**Текст страницы:**
================================

Я изучал литературу об этой замечательной стране, беседовал с теми моими коллегами, которые уже поработали там. Тщательно разбирался с делами, в которых содержались оперативные связи из числа японцев.
Наше химическое направление к моменту моего ухода «под крышу» и отъезда за рубеж возглавлял Николай Прокопьевич, фронтовик и бывалый разведчик, человек веселого нрава. Он любил нестандартные решения даже в такой области нашей работы, как присвоение псевдонимов оперативным связям, о которых писали мои коллеги из-за рубежа. Уважая шутку и подмечая юмористические стороны нашей повседневной жизни, Николай Прокопьевич превращал поиск звучного псевдонима в своеобразное соревнование между сотрудниками-«химиками». Мы по нескольку раз предлагали ему имена-клички, а он все шутил:
— Что, химики-лирики, иссяк родник фантазии? — Он ожидал, чтобы кличка «стреляла» своим звучным и коротким именем.
Настала пора придумывать мне псевдоним к собственному личному делу. Николай Прокопьевич развернулся тут вовсю — пять-шесть псевдонимов ему не понравились, и он требовал еще и еще, говоря, что псевдоним личного дела — это на всю оперативную жизнь. Он был прав в том, что легкие решения даже в этом вопросе не делают чести сотруднику. Шутка здесь — лишь возможность начать оперативную работу с хорошо продуманной формы собственного дела, которое будет в руках десятков людей, причем многие годы.
Псевдоним?! Казалось, очень просто: берешь отчество матери или отца, брата жены и так далее… Уже первая попытка упростить процедуру поиска псевдонима потерпела неудачу.

================================

**Задание:**
Выпишите из текста о выборе псевдонима отрывок: начните со слов, в которых есть "Я изучал литературу", и закончите после слов "и коротким именем.".

================================

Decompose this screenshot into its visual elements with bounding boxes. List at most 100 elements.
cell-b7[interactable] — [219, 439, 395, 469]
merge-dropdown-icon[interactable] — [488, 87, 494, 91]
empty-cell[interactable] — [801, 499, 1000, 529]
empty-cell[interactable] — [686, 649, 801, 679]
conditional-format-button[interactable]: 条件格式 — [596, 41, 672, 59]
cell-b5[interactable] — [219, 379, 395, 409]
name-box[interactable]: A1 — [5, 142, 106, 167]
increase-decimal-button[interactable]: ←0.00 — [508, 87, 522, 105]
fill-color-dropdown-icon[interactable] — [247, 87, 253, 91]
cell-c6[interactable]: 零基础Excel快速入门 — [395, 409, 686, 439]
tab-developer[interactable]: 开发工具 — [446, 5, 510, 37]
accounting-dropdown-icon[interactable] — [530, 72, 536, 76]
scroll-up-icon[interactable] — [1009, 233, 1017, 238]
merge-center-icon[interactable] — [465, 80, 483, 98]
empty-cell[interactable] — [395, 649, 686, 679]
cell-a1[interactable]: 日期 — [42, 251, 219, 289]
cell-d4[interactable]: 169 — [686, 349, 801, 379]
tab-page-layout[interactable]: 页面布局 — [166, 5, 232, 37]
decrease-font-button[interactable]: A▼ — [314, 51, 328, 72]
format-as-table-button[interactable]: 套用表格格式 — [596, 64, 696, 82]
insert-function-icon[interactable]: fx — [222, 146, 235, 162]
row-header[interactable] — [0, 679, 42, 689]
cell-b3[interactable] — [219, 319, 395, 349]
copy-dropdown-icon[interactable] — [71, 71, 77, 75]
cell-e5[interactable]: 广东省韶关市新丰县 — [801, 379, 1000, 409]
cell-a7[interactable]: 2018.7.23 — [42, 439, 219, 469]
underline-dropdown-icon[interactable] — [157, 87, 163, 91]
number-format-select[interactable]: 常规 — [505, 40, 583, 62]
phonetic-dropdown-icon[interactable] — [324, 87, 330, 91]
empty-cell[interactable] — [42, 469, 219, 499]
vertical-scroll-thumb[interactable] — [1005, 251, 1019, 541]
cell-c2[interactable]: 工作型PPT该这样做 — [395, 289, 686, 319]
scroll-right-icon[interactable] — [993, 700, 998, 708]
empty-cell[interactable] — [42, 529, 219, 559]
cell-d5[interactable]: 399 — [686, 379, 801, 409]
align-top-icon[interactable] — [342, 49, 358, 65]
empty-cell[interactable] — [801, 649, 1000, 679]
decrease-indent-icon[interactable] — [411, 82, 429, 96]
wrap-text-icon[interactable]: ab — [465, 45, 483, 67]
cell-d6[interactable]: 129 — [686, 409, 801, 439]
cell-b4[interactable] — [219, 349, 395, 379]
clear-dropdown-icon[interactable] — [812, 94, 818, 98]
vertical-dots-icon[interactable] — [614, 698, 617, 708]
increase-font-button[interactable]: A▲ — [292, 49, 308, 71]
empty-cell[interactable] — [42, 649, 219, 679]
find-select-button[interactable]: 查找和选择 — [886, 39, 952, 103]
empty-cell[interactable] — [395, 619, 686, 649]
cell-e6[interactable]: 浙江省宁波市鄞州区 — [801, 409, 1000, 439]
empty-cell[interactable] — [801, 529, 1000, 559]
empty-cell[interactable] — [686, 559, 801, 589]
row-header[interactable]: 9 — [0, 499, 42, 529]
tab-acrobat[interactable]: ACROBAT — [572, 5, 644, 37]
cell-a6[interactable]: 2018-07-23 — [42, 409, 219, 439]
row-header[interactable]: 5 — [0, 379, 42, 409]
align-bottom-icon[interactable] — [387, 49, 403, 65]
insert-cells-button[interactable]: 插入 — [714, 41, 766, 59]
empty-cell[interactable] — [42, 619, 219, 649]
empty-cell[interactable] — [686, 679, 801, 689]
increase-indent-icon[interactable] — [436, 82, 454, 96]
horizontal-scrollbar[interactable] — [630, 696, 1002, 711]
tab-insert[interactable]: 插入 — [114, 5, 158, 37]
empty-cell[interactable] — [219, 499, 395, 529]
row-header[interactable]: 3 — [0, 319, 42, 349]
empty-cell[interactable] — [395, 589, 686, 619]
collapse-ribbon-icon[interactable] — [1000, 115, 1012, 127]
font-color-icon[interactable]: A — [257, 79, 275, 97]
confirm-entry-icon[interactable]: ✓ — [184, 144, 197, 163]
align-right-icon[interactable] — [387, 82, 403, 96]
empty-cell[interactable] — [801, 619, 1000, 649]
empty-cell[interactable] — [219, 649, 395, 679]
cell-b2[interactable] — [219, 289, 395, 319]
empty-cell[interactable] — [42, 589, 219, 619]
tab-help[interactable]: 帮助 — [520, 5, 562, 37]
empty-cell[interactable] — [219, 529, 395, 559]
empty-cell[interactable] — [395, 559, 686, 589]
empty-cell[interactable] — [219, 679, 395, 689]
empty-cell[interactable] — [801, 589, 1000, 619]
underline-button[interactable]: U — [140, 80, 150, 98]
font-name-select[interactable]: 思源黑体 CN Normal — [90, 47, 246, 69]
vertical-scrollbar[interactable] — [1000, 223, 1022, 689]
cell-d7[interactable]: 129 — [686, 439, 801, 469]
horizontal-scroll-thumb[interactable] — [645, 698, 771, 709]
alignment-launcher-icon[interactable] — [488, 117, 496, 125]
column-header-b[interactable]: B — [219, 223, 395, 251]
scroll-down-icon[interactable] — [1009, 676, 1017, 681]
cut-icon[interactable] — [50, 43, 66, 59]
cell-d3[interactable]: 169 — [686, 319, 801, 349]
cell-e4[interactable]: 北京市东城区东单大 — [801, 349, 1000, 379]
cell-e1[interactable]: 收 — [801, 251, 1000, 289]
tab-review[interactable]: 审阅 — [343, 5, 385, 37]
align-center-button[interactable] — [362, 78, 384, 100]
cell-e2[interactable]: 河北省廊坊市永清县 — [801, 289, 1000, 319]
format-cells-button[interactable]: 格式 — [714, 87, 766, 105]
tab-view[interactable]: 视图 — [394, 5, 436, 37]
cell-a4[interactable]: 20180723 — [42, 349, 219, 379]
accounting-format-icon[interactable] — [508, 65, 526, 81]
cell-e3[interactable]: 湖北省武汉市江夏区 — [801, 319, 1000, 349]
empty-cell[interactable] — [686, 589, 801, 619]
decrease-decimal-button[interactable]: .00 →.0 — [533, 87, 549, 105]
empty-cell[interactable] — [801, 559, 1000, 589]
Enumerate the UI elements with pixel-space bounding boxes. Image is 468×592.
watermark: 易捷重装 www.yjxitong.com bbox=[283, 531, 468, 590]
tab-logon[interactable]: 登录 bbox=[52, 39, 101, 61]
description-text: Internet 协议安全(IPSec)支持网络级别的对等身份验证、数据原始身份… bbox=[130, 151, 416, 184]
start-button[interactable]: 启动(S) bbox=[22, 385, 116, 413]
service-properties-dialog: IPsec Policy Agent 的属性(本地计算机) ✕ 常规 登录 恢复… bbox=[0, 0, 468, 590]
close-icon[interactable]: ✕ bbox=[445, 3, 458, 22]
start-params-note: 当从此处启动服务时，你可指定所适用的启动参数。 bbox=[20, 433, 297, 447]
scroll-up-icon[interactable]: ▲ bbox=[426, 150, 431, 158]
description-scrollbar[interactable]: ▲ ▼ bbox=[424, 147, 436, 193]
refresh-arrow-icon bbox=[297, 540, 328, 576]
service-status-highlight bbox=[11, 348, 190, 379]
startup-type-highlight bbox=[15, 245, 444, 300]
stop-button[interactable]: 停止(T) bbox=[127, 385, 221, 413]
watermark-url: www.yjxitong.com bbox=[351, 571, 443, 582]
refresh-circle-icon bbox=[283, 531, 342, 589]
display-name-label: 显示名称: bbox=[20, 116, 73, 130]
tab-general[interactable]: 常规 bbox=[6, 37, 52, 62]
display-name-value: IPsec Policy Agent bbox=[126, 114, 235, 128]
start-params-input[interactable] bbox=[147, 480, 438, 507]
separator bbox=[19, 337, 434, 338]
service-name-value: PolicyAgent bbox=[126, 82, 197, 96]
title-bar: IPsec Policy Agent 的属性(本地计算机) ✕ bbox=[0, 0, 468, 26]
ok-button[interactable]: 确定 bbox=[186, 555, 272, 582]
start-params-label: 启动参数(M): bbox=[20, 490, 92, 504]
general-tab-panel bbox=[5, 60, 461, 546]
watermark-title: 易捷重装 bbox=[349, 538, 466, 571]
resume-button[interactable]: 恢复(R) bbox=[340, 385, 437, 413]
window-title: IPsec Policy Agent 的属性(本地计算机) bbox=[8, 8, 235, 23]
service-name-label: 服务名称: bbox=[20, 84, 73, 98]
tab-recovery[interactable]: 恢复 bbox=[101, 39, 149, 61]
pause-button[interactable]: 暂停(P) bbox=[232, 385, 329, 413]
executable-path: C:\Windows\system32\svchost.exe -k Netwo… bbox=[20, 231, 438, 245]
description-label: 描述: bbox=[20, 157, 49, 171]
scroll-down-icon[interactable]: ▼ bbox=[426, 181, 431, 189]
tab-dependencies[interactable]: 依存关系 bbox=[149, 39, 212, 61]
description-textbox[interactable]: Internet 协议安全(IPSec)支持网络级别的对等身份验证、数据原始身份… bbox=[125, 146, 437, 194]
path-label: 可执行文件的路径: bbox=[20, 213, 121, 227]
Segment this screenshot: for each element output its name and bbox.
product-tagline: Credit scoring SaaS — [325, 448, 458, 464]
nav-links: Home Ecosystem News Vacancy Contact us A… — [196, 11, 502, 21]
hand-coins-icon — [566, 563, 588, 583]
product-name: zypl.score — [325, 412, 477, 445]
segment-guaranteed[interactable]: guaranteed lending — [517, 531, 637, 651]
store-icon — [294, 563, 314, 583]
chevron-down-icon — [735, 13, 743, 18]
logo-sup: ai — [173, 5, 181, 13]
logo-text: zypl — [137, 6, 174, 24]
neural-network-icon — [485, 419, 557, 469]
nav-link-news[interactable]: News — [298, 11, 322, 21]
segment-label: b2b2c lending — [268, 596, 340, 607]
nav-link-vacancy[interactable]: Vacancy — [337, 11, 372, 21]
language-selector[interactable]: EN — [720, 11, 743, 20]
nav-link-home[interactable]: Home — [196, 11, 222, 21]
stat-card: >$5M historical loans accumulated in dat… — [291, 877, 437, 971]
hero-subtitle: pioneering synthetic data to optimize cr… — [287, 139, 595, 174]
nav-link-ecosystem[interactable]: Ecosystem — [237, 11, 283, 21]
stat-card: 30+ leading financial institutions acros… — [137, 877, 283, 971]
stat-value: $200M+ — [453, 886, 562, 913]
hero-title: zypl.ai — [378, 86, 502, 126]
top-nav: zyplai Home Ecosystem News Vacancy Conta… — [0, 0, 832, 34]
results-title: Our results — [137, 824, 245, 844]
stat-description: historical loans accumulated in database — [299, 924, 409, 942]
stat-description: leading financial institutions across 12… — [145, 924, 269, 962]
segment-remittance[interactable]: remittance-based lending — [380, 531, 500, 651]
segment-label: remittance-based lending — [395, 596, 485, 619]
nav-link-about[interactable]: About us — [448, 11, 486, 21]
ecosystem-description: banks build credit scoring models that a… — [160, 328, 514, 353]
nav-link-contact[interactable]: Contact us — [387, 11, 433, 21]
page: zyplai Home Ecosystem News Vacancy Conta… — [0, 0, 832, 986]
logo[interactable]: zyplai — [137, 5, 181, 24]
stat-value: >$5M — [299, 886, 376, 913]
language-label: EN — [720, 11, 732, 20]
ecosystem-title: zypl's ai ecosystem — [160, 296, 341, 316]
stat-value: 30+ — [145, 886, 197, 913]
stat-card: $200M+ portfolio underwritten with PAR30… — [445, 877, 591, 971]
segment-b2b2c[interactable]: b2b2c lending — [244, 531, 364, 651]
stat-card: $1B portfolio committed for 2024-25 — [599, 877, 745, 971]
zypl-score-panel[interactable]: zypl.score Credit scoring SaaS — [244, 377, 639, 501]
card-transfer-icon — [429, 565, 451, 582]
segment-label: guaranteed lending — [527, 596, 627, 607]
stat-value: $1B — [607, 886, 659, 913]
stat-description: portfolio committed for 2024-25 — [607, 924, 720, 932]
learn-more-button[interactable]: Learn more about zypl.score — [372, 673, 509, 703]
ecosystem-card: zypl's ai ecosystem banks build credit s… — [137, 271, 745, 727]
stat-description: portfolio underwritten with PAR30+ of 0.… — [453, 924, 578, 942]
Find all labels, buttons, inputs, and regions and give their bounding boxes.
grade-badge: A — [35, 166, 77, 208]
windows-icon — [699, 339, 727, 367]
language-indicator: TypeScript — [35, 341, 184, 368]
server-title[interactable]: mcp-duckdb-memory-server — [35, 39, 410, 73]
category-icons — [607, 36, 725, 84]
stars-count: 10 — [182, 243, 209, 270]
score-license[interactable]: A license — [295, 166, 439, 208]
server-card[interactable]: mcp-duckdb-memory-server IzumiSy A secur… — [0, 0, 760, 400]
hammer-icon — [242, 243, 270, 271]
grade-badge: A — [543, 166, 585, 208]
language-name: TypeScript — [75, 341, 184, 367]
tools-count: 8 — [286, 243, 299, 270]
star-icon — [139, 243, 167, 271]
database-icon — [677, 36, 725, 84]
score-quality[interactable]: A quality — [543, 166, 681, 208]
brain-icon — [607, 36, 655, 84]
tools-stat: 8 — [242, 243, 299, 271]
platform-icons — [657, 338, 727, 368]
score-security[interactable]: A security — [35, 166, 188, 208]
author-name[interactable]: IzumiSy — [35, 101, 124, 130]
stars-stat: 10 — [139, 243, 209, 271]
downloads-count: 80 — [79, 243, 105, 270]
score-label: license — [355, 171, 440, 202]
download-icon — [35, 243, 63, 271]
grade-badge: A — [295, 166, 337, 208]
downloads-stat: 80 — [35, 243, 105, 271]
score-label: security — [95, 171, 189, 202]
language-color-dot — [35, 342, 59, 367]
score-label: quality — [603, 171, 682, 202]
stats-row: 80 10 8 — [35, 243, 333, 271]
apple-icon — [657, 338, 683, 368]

================================

**Решение:**
Я изучал литературу об этой замечательной стране, беседовал с теми моими коллегами, которые уже поработали там. Тщательно разбирался с делами, в которых содержались оперативные связи из числа японцев.
Наше химическое направление к моменту моего ухода «под крышу» и отъезда за рубеж возглавлял Николай Прокопьевич, фронтовик и бывалый разведчик, человек веселого нрава. Он любил нестандартные решения даже в такой области нашей работы, как присвоение псевдонимов оперативным связям, о которых писали мои коллеги из-за рубежа. Уважая шутку и подмечая юмористические стороны нашей повседневной жизни, Николай Прокопьевич превращал поиск звучного псевдонима в своеобразное соревнование между сотрудниками-«химиками». Мы по нескольку раз предлагали ему имена-клички, а он все шутил:
— Что, химики-лирики, иссяк родник фантазии? — Он ожидал, чтобы кличка «стреляла» своим звучным и коротким именем.